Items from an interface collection
━━━━━━━━━━━━━━━━━━━━

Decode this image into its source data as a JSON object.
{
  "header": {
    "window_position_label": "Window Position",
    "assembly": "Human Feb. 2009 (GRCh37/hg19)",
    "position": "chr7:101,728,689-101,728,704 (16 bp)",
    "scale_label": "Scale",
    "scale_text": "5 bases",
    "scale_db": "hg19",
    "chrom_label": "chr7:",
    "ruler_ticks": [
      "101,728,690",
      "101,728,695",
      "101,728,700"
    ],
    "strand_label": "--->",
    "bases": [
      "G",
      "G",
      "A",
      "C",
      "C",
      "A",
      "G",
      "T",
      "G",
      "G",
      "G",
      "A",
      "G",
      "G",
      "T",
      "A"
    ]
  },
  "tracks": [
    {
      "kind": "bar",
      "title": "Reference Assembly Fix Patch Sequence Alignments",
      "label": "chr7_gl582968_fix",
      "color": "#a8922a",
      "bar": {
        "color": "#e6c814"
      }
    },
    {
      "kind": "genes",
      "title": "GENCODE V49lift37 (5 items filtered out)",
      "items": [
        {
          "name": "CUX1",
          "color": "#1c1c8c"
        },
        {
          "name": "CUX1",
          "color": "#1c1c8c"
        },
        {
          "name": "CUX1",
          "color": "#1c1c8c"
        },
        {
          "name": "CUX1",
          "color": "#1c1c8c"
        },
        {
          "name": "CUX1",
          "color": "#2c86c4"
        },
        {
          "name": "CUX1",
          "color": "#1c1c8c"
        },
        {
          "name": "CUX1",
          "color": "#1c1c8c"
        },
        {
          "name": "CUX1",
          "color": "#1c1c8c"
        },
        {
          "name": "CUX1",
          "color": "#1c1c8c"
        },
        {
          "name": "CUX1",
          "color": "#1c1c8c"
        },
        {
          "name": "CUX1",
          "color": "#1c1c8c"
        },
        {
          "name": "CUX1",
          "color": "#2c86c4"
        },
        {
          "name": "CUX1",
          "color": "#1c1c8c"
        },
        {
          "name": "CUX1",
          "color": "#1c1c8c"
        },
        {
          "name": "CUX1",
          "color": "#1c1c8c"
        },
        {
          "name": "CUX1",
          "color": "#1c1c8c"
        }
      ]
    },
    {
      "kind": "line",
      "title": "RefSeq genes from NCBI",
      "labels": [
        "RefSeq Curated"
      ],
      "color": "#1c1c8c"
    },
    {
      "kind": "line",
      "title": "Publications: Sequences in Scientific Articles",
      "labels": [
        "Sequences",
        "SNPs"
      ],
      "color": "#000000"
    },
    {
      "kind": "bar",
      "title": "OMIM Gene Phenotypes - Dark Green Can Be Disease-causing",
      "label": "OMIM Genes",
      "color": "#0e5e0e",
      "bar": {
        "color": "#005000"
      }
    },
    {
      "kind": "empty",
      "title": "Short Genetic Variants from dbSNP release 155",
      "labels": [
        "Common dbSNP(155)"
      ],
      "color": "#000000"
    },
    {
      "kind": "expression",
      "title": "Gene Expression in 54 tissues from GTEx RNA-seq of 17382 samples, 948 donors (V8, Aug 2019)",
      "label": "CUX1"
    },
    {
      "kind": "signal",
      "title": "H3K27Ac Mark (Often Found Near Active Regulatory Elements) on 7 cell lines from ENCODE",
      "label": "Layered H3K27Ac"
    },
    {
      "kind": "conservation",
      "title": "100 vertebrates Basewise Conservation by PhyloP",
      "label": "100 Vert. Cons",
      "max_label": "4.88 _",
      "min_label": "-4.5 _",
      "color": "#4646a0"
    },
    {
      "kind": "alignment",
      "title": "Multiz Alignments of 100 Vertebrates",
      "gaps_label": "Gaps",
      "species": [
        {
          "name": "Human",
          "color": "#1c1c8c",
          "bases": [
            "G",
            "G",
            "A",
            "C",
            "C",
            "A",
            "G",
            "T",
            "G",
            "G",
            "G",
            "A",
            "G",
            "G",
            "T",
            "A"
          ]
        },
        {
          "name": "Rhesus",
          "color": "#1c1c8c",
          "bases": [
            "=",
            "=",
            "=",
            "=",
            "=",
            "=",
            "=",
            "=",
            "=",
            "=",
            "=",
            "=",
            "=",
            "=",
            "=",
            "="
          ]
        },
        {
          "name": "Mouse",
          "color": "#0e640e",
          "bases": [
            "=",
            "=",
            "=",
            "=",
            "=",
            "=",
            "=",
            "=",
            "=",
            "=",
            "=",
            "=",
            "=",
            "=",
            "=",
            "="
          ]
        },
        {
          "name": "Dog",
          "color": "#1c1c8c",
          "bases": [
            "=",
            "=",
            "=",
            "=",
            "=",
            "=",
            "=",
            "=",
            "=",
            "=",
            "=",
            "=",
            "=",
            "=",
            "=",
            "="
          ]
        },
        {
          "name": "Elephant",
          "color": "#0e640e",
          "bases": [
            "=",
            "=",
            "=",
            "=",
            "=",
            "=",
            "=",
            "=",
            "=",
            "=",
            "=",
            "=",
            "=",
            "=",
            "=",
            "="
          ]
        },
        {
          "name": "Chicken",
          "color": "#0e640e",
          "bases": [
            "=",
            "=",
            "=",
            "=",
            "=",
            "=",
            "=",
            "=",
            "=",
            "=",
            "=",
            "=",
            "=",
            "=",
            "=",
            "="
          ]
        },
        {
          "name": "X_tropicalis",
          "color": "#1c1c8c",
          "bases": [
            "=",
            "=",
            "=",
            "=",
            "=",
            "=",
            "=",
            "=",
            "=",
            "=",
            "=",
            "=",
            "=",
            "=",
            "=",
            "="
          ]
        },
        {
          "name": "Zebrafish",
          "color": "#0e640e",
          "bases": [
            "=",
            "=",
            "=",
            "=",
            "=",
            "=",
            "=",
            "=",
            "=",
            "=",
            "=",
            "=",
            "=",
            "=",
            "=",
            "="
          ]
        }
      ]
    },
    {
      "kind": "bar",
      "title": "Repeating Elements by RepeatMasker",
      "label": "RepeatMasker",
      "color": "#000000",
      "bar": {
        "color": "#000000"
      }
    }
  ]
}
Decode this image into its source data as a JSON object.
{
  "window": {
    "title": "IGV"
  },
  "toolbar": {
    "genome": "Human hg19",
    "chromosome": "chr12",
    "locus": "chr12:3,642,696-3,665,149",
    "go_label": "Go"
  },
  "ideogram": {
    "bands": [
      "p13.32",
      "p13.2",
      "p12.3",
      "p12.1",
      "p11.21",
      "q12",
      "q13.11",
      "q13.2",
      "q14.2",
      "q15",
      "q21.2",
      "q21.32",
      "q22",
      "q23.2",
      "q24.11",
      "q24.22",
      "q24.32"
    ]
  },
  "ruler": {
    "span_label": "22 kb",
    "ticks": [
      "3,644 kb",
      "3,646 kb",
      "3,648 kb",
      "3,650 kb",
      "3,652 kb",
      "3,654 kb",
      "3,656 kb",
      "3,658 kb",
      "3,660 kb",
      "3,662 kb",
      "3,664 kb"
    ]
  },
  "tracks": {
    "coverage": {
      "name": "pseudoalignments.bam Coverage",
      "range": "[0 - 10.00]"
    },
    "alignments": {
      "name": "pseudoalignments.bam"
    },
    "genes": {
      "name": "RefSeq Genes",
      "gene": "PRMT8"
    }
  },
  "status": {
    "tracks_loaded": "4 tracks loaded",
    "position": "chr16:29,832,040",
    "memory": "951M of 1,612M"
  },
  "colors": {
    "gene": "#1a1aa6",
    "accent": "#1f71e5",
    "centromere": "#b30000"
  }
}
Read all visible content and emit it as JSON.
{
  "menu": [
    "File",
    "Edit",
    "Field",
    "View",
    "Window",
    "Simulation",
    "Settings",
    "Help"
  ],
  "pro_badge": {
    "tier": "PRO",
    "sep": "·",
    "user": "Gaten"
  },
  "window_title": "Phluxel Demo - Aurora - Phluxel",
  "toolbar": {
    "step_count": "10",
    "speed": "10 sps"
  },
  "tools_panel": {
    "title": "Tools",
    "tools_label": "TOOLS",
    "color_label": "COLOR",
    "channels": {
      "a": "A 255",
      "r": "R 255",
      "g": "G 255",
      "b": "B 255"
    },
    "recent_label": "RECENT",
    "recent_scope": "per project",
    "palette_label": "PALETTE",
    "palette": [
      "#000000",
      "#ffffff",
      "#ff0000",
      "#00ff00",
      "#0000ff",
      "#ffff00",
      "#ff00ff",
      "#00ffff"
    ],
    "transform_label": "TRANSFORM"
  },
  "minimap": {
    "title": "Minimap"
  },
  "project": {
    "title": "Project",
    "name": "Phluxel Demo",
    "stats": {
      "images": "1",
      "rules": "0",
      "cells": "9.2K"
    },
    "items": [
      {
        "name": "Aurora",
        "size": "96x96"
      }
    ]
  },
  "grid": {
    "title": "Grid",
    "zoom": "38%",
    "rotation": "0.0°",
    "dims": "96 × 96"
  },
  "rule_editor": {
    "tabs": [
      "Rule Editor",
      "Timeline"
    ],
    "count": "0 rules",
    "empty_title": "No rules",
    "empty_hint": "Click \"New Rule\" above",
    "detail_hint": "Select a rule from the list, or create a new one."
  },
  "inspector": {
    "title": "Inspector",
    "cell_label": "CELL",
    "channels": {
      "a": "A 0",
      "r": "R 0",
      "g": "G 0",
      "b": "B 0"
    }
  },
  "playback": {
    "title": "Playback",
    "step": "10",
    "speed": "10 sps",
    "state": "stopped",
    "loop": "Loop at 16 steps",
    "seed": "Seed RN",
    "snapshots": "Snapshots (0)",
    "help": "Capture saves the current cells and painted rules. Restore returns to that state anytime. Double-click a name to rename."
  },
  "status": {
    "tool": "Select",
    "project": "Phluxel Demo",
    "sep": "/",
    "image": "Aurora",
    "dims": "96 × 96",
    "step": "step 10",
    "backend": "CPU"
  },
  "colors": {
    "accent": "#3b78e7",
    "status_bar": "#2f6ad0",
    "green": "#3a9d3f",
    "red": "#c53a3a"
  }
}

━━━━━━━━━━━━━━━━━━━━

(What is being asked) Match on "RepeatMasker" and report each line of the data above that has it.

(Worked solution)
      "title": "Repeating Elements by RepeatMasker",
      "label": "RepeatMasker",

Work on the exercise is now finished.